═════ PASAJE FUENTE ═════
El oro del rey
Lo malo de ser espadachín a sueldo es que uno nunca sabe al servicio de quién va a tener que poner su acero. Cuando se es soldado, ya se sabe, se bate uno por su patria y su rey (y su soldada, cuando llega). Pero tener que luchar por Su Majestad en secreto y sin salvoconducto no deja de ser un fregado impresionante. Así que aquí tenemos al capitán Alatriste, recién desembarcado de Flandes y sin mucho cobre (la plata ni olerla) en la faltriquera, enrolado por Quevedo y el conde de Guadalmedina para ejecutar una tarea arriesgada por cuenta del rey don Felipe y, más particularmente, de su todopoderoso valido el conde duque de Olivares.
Asaltar una urca que lleva en sus entrañas oro de las Indias de contrabando no es tarea fácil, y Alatriste, por muy buen esgrimidor que sea, es solo uno. Además, como el asunto le huele feo, no quiere meter a Íñigo en estas andanzas. Tampoco puede recurrir a sus viejos camaradas de armas, gente de hígados y de confianza, porque está en Sevilla, no en Madrid. Así que se las tendrá que apañar con el recio y enjuto Sebastián Copons, que acaba de volver con él de los campos de Flandes, y reclutar por su cuenta a lo mejor de cada casa. Y para eso, ¿qué mejor que dejarse caer por la cárcel de Sevilla en vísperas de la ejecución de un sonado jaque? Allí anda, en velatorio de antemano, la flor y nata de la jacaranda, vale decir, de los rufianes del hampa sevillana. El resultado es un puñado de espadachines dispuestos a todo por dinero, pero también por la negra honrilla del oficio, que hasta el más encallecido de los jaques tiene su corazoncito. Un memorable grupo de aventureros entre los que puede destacarse el cameo de Saramago, convertido en esgrimidor poeta. Y allá que se van rumbo a Sanlúcar para aliviarle a las cuadernas del navío contrabandista el oro del rey, su legítimo dueño (al menos, por imperativo legal).
Al solemne granito del Alcázar Real de Madrid y al fango de las trincheras de Breda suceden aquí los bajos fondos de una turbulenta, deslumbrante y cosmopolita Sevilla en su apogeo como centro del monopolio comercial con el Nuevo Mundo. Así comparecen el corral de los Naranjos, la cárcel real, las tabernas de Triana o los arenales del Guadalquivir, siguiendo luego río abajo para dar fin, entre fintas y estocadas, a la misión encomendada. Vaciar la carga de oro en barras que el Niklaasbergen, una urca flamenca de Ostende, ha recibido en la barrera de Sanlúcar del Virgen de Regla, un galeón de dieciséis cañones, propiedad del duque de Medina Sidonia, que pretende con ello financiar operaciones que podrían incluso poner en peligro a la Corona.
═════ MATERIAL A PROCESAR ═════
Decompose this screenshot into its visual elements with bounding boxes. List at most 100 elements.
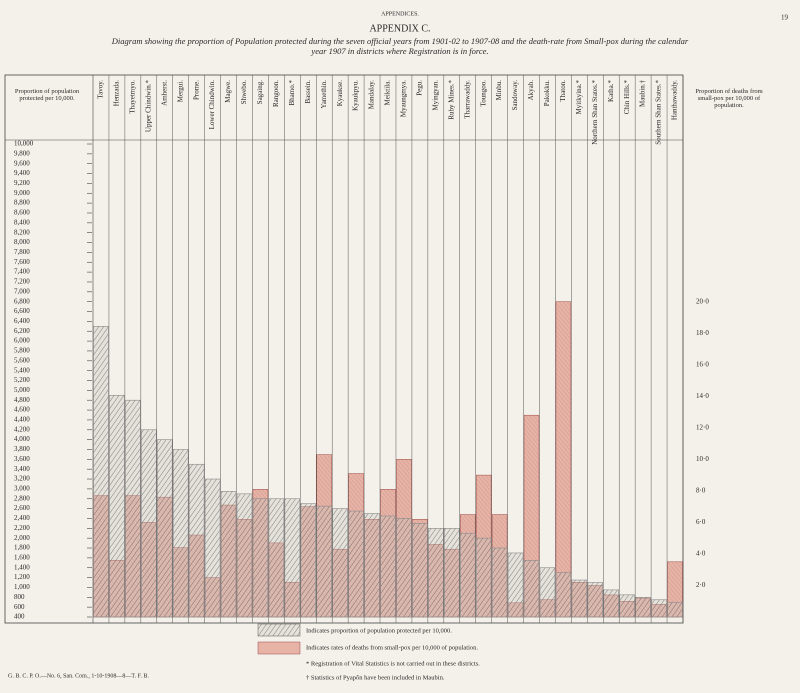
y-tick-label: 7,400 xyxy=(14,268,30,276)
protection-bar xyxy=(555,572,572,618)
y-tick-label: 3,400 xyxy=(14,465,30,473)
ylabel-box: Proportion of population protected per 1… xyxy=(14,88,80,102)
y-tick-label: 3,000 xyxy=(14,485,30,493)
x-tick-label: Hanthawaddy. xyxy=(671,80,679,120)
y-tick-label: 1,400 xyxy=(14,563,30,571)
x-tick-label: Mandalay. xyxy=(368,80,376,110)
protection-bar xyxy=(188,463,205,618)
y-tick-label: 3,200 xyxy=(14,475,30,483)
x-tick-label: Myaungmya. xyxy=(400,80,408,117)
x-tick-label: Magwe. xyxy=(224,80,232,103)
x-tick-label: Sandoway. xyxy=(511,80,519,111)
protection-bar xyxy=(667,601,683,618)
y-tick-label: 8,800 xyxy=(14,199,30,207)
section-label: APPENDICES. xyxy=(381,11,419,17)
protection-bar xyxy=(156,439,173,618)
protection-bar xyxy=(523,560,540,618)
y-tick-label: 2,400 xyxy=(14,514,30,522)
x-tick-label: Southern Shan States.* xyxy=(655,80,663,145)
y2-tick-label: 4·0 xyxy=(696,550,706,558)
x-tick-label: Pakokku. xyxy=(543,80,551,107)
y-tick-label: 2,600 xyxy=(14,504,30,512)
protection-bar xyxy=(316,505,332,618)
x-tick-label: Kyaukse. xyxy=(336,80,344,106)
x-tick-label: Tavoy. xyxy=(97,80,105,99)
protection-bar xyxy=(109,394,125,618)
y2label-box: Proportion of deaths from small-pox per … xyxy=(695,88,763,109)
y-tick-label: 9,000 xyxy=(14,189,30,197)
protection-bar xyxy=(220,491,237,618)
y-tick-label: 5,200 xyxy=(14,376,30,384)
x-tick-label: Bhamo.* xyxy=(288,80,296,106)
x-tick-label: Northern Shan States.* xyxy=(591,80,599,145)
protection-bar xyxy=(380,515,396,618)
footnote: † Statistics of Pyapôn have been include… xyxy=(306,674,445,681)
y-tick-label: 1,600 xyxy=(14,553,30,561)
y-tick-label: 5,800 xyxy=(14,347,30,355)
y-tick-label: 2,000 xyxy=(14,534,30,542)
y-tick-label: 10,000 xyxy=(14,140,34,148)
y-tick-label: 7,600 xyxy=(14,258,30,266)
y-tick-label: 3,800 xyxy=(14,445,30,453)
y-tick-label: 5,600 xyxy=(14,356,30,364)
legend-swatch xyxy=(257,623,301,637)
y2-tick-label: 20·0 xyxy=(696,297,709,305)
y-tick-label: 9,800 xyxy=(14,149,30,157)
protection-bar xyxy=(539,567,556,618)
protection-bar xyxy=(93,326,109,618)
protection-bar xyxy=(284,498,301,618)
x-tick-label: Chin Hills.* xyxy=(623,80,631,115)
protection-bar xyxy=(459,532,476,618)
x-tick-label: Shwebo. xyxy=(240,80,248,105)
legend-entry: Indicates rates of deaths from small-pox… xyxy=(306,644,478,651)
y-tick-label: 6,000 xyxy=(14,337,30,345)
y-tick-label: 9,600 xyxy=(14,159,30,167)
protection-bar xyxy=(300,503,317,618)
protection-bar xyxy=(364,513,380,618)
y-tick-label: 5,000 xyxy=(14,386,30,394)
protection-bar xyxy=(603,589,620,618)
y-tick-label: 1,800 xyxy=(14,544,30,552)
x-tick-label: Myingyan. xyxy=(431,80,439,111)
x-tick-label: Prome. xyxy=(192,80,200,100)
y-tick-label: 9,400 xyxy=(14,169,30,177)
protection-bar xyxy=(332,508,348,618)
protection-bar xyxy=(348,510,364,618)
y-axis-label: Proportion of population protected per 1… xyxy=(14,88,80,102)
appendix-title: APPENDIX C. xyxy=(369,23,430,34)
y-tick-label: 9,200 xyxy=(14,179,30,187)
y-tick-label: 7,800 xyxy=(14,248,30,256)
y-tick-label: 7,200 xyxy=(14,278,30,286)
y-tick-label: 4,200 xyxy=(14,425,30,433)
x-tick-label: Lower Chindwin. xyxy=(208,80,216,130)
x-tick-label: Minbu. xyxy=(495,80,503,101)
y-tick-label: 4,000 xyxy=(14,435,30,443)
x-tick-label: Myitkyina.* xyxy=(575,80,583,115)
y2-tick-label: 8·0 xyxy=(696,486,706,494)
protection-bar xyxy=(635,596,651,618)
x-tick-label: Akyab. xyxy=(527,80,535,101)
y2-tick-label: 12·0 xyxy=(696,423,709,431)
y-tick-label: 2,200 xyxy=(14,524,30,532)
protection-bar xyxy=(571,579,588,618)
y-tick-label: 1,200 xyxy=(14,573,30,581)
protection-bar xyxy=(412,523,428,618)
protection-bar xyxy=(172,449,189,618)
x-tick-label: Katha.* xyxy=(607,80,615,102)
x-tick-label: Sagaing. xyxy=(256,80,264,105)
y2-axis-label: Proportion of deaths from small-pox per … xyxy=(695,88,763,109)
y-tick-label: 4,600 xyxy=(14,406,30,414)
x-tick-label: Kyaukpyu. xyxy=(352,80,360,111)
x-tick-label: Rangoon. xyxy=(272,80,280,107)
x-tick-label: Bassein. xyxy=(304,80,312,104)
x-tick-label: Henzada. xyxy=(113,80,121,106)
x-tick-label: Amherst. xyxy=(160,80,168,106)
x-tick-label: Ruby Mines.* xyxy=(447,80,455,120)
y-tick-label: 800 xyxy=(14,593,25,601)
x-tick-label: Pegu. xyxy=(416,80,424,96)
legend-entry: Indicates proportion of population prote… xyxy=(306,627,452,634)
y2-tick-label: 2·0 xyxy=(696,581,706,589)
y2-tick-label: 6·0 xyxy=(696,518,706,526)
y-tick-label: 6,800 xyxy=(14,297,30,305)
y-tick-label: 2,800 xyxy=(14,494,30,502)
═════
**CONSIGNA 1:** Reproduce sin cambios el tramo del pasaje fuente que va desde "Al solemne granito" hasta "a la Corona.", ambos incluidos.
**CONSIGNA 2:** Filtra los registros y copia sin alterar cada línea que contenga la cadena "from".

**SOLUCIÓN 1:**
Al solemne granito del Alcázar Real de Madrid y al fango de las trincheras de Breda suceden aquí los bajos fondos de una turbulenta, deslumbrante y cosmopolita Sevilla en su apogeo como centro del monopolio comercial con el Nuevo Mundo. Así comparecen el corral de los Naranjos, la cárcel real, las tabernas de Triana o los arenales del Guadalquivir, siguiendo luego río abajo para dar fin, entre fintas y estocadas, a la misión encomendada. Vaciar la carga de oro en barras que el Niklaasbergen, una urca flamenca de Ostende, ha recibido en la barrera de Sanlúcar del Virgen de Regla, un galeón de dieciséis cañones, propiedad del duque de Medina Sidonia, que pretende con ello financiar operaciones que podrían incluso poner en peligro a la Corona.

**SOLUCIÓN 2:**
y2label-box: Proportion of deaths from small-pox per … xyxy=(695,88,763,109)
legend-entry: Indicates rates of deaths from small-pox… xyxy=(306,644,478,651)
y2-axis-label: Proportion of deaths from small-pox per … xyxy=(695,88,763,109)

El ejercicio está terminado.